Data entries

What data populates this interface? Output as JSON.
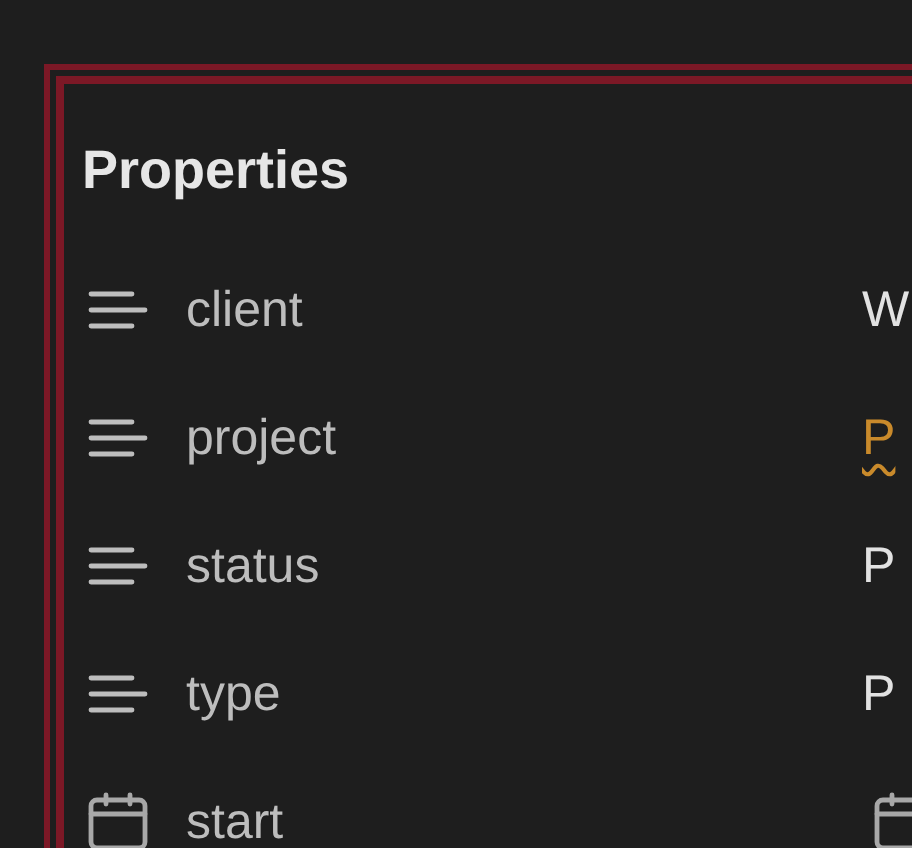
{
  "title": "Properties",
  "properties": [
    {
      "kind": "text",
      "name": "client",
      "value": "W",
      "linked": false,
      "misspelled": false
    },
    {
      "kind": "text",
      "name": "project",
      "value": "P",
      "linked": true,
      "misspelled": true
    },
    {
      "kind": "text",
      "name": "status",
      "value": "P",
      "linked": false,
      "misspelled": false
    },
    {
      "kind": "text",
      "name": "type",
      "value": "P",
      "linked": false,
      "misspelled": false
    },
    {
      "kind": "date",
      "name": "start"
    }
  ]
}
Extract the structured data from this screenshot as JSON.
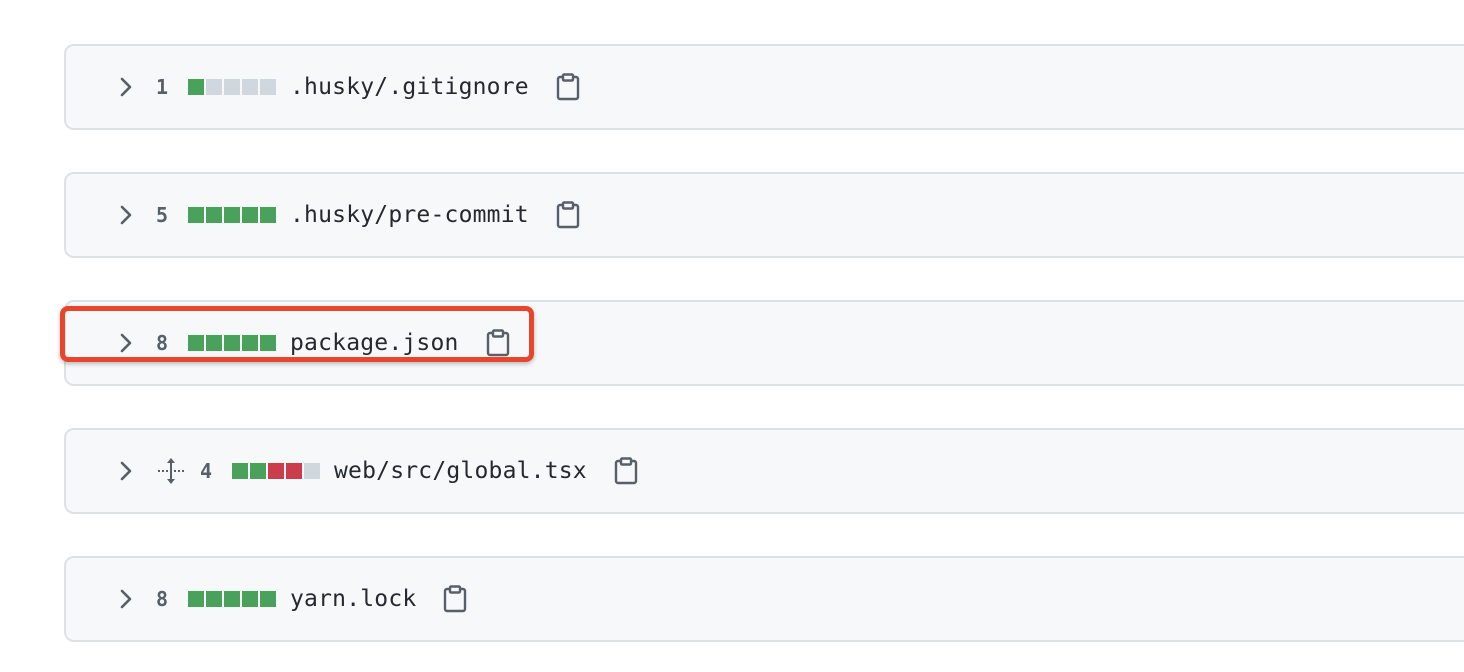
{
  "accent": {
    "added": "#4aa25a",
    "removed": "#cc3d4b",
    "neutral": "#d0d7de",
    "highlight": "#e8452c"
  },
  "files": [
    {
      "count": "1",
      "path": ".husky/.gitignore",
      "blocks": [
        "g",
        "n",
        "n",
        "n",
        "n"
      ],
      "moved": false,
      "expand_icon": "chevron-right-icon",
      "copy_icon": "clipboard-icon"
    },
    {
      "count": "5",
      "path": ".husky/pre-commit",
      "blocks": [
        "g",
        "g",
        "g",
        "g",
        "g"
      ],
      "moved": false,
      "expand_icon": "chevron-right-icon",
      "copy_icon": "clipboard-icon"
    },
    {
      "count": "8",
      "path": "package.json",
      "blocks": [
        "g",
        "g",
        "g",
        "g",
        "g"
      ],
      "moved": false,
      "highlighted": true,
      "expand_icon": "chevron-right-icon",
      "copy_icon": "clipboard-icon"
    },
    {
      "count": "4",
      "path": "web/src/global.tsx",
      "blocks": [
        "g",
        "g",
        "r",
        "r",
        "n"
      ],
      "moved": true,
      "expand_icon": "chevron-right-icon",
      "move_icon": "move-icon",
      "copy_icon": "clipboard-icon"
    },
    {
      "count": "8",
      "path": "yarn.lock",
      "blocks": [
        "g",
        "g",
        "g",
        "g",
        "g"
      ],
      "moved": false,
      "expand_icon": "chevron-right-icon",
      "copy_icon": "clipboard-icon"
    }
  ]
}
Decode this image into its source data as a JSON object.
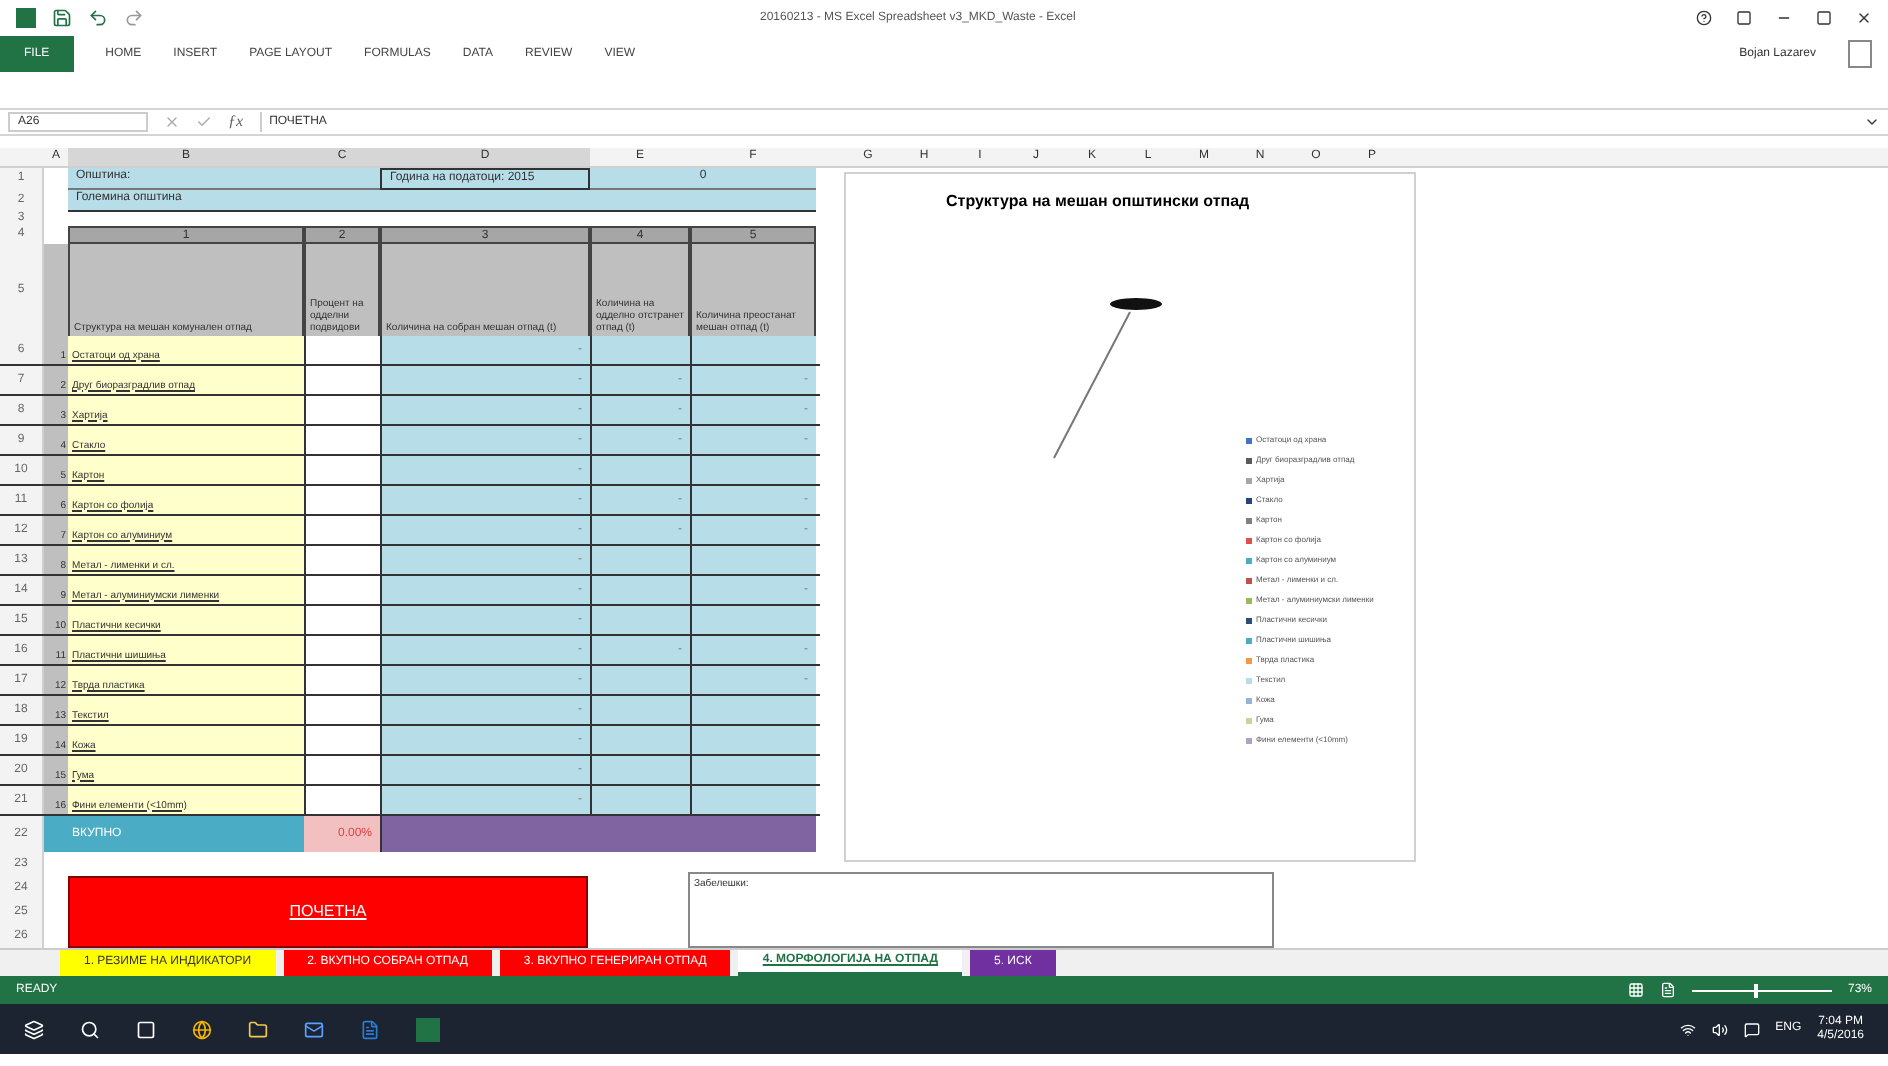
{
  "window": {
    "title": "20160213 - MS Excel Spreadsheet v3_MKD_Waste - Excel",
    "user": "Bojan Lazarev"
  },
  "ribbon_tabs": [
    {
      "label": "FILE",
      "selected": true
    },
    {
      "label": "HOME",
      "selected": false
    },
    {
      "label": "INSERT",
      "selected": false
    },
    {
      "label": "PAGE LAYOUT",
      "selected": false
    },
    {
      "label": "FORMULAS",
      "selected": false
    },
    {
      "label": "DATA",
      "selected": false
    },
    {
      "label": "REVIEW",
      "selected": false
    },
    {
      "label": "VIEW",
      "selected": false
    }
  ],
  "formula_bar": {
    "name_box": "A26",
    "formula": "ПОЧЕТНА",
    "function_label": "ƒx"
  },
  "columns": [
    "A",
    "B",
    "C",
    "D",
    "E",
    "F"
  ],
  "chart_columns": [
    "G",
    "H",
    "I",
    "J",
    "K",
    "L",
    "M",
    "N",
    "O",
    "P"
  ],
  "info": [
    {
      "row": "1",
      "label": "Општина:",
      "year": "Година на податоци: 2015",
      "value": "0"
    },
    {
      "row": "2",
      "label": "Големина општина"
    }
  ],
  "blank_rows": [
    "3"
  ],
  "number_row": {
    "row": "4",
    "cells": [
      "1",
      "2",
      "3",
      "4",
      "5"
    ]
  },
  "header_row": {
    "row": "5",
    "cells": [
      "Структура на мешан комунален отпад",
      "Процент на одделни подвидови",
      "Количина на собран мешан отпад (t)",
      "Количина на одделно отстранет отпад (t)",
      "Количина преостанат мешан отпад (t)"
    ]
  },
  "items": [
    {
      "row": "6",
      "num": "1",
      "label": "Остатоци од храна",
      "cells": [
        "",
        "-",
        "",
        ""
      ]
    },
    {
      "row": "7",
      "num": "2",
      "label": "Друг биоразградлив отпад",
      "cells": [
        "",
        "-",
        "-",
        "-"
      ]
    },
    {
      "row": "8",
      "num": "3",
      "label": "Хартија",
      "cells": [
        "",
        "-",
        "-",
        "-"
      ]
    },
    {
      "row": "9",
      "num": "4",
      "label": "Стакло",
      "cells": [
        "",
        "-",
        "-",
        "-"
      ]
    },
    {
      "row": "10",
      "num": "5",
      "label": "Картон",
      "cells": [
        "",
        "-",
        "",
        ""
      ]
    },
    {
      "row": "11",
      "num": "6",
      "label": "Картон со фолија",
      "cells": [
        "",
        "-",
        "-",
        "-"
      ]
    },
    {
      "row": "12",
      "num": "7",
      "label": "Картон со алуминиум",
      "cells": [
        "",
        "-",
        "-",
        "-"
      ]
    },
    {
      "row": "13",
      "num": "8",
      "label": "Метал - лименки и сл.",
      "cells": [
        "",
        "-",
        "",
        ""
      ]
    },
    {
      "row": "14",
      "num": "9",
      "label": "Метал - алуминиумски лименки",
      "cells": [
        "",
        "-",
        "",
        "-"
      ]
    },
    {
      "row": "15",
      "num": "10",
      "label": "Пластични кесички",
      "cells": [
        "",
        "-",
        "",
        ""
      ]
    },
    {
      "row": "16",
      "num": "11",
      "label": "Пластични шишиња",
      "cells": [
        "",
        "-",
        "-",
        "-"
      ]
    },
    {
      "row": "17",
      "num": "12",
      "label": "Тврда пластика",
      "cells": [
        "",
        "-",
        "",
        "-"
      ]
    },
    {
      "row": "18",
      "num": "13",
      "label": "Текстил",
      "cells": [
        "",
        "-",
        "",
        ""
      ]
    },
    {
      "row": "19",
      "num": "14",
      "label": "Кожа",
      "cells": [
        "",
        "-",
        "",
        ""
      ]
    },
    {
      "row": "20",
      "num": "15",
      "label": "Гума",
      "cells": [
        "",
        "-",
        "",
        ""
      ]
    },
    {
      "row": "21",
      "num": "16",
      "label": "Фини елементи (<10mm)",
      "cells": [
        "",
        "-",
        "",
        ""
      ]
    }
  ],
  "total": {
    "row": "22",
    "label": "ВКУПНО",
    "percent": "0.00%"
  },
  "bottom_rows": [
    "23",
    "24",
    "25",
    "26"
  ],
  "home_button": "ПОЧЕТНА",
  "comment_box": "Забелешки:",
  "chart": {
    "title": "Структура на мешан општински отпад",
    "legend": [
      {
        "label": "Остатоци од храна",
        "color": "#4472c4"
      },
      {
        "label": "Друг биоразградлив отпад",
        "color": "#5b5b5b"
      },
      {
        "label": "Хартија",
        "color": "#a5a5a5"
      },
      {
        "label": "Стакло",
        "color": "#264478"
      },
      {
        "label": "Картон",
        "color": "#7f7f7f"
      },
      {
        "label": "Картон со фолија",
        "color": "#e0504a"
      },
      {
        "label": "Картон со алуминиум",
        "color": "#4bacc6"
      },
      {
        "label": "Метал - лименки и сл.",
        "color": "#c0504d"
      },
      {
        "label": "Метал - алуминиумски лименки",
        "color": "#9bbb59"
      },
      {
        "label": "Пластични кесички",
        "color": "#2c4d75"
      },
      {
        "label": "Пластични шишиња",
        "color": "#4bacc6"
      },
      {
        "label": "Тврда пластика",
        "color": "#f79646"
      },
      {
        "label": "Текстил",
        "color": "#b7dde8"
      },
      {
        "label": "Кожа",
        "color": "#95b3d7"
      },
      {
        "label": "Гума",
        "color": "#c3d69b"
      },
      {
        "label": "Фини елементи (<10mm)",
        "color": "#b2a1c7"
      }
    ]
  },
  "sheet_tabs": [
    {
      "label": "1. РЕЗИМЕ НА ИНДИКАТОРИ",
      "color": "#ffff00",
      "selected": false
    },
    {
      "label": "2. ВКУПНО СОБРАН ОТПАД",
      "color": "#ff0000",
      "selected": false
    },
    {
      "label": "3. ВКУПНО ГЕНЕРИРАН ОТПАД",
      "color": "#ff0000",
      "selected": false
    },
    {
      "label": "4. МОРФОЛОГИЈА НА ОТПАД",
      "color": "#ffffff",
      "selected": true
    },
    {
      "label": "5. ИСК",
      "color": "#7030a0",
      "selected": false
    }
  ],
  "status": {
    "mode": "READY",
    "zoom": "73%",
    "zoom_slider": {
      "level": 0.45
    }
  },
  "taskbar": {
    "language": "ENG",
    "time": "7:04 PM",
    "date": "4/5/2016"
  }
}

**What you will do:** Read the data above and pull out each line that holds the string "Фини".

**Answer in full:**
      "label": "Фини елементи (<10mm)",
        "label": "Фини елементи (<10mm)",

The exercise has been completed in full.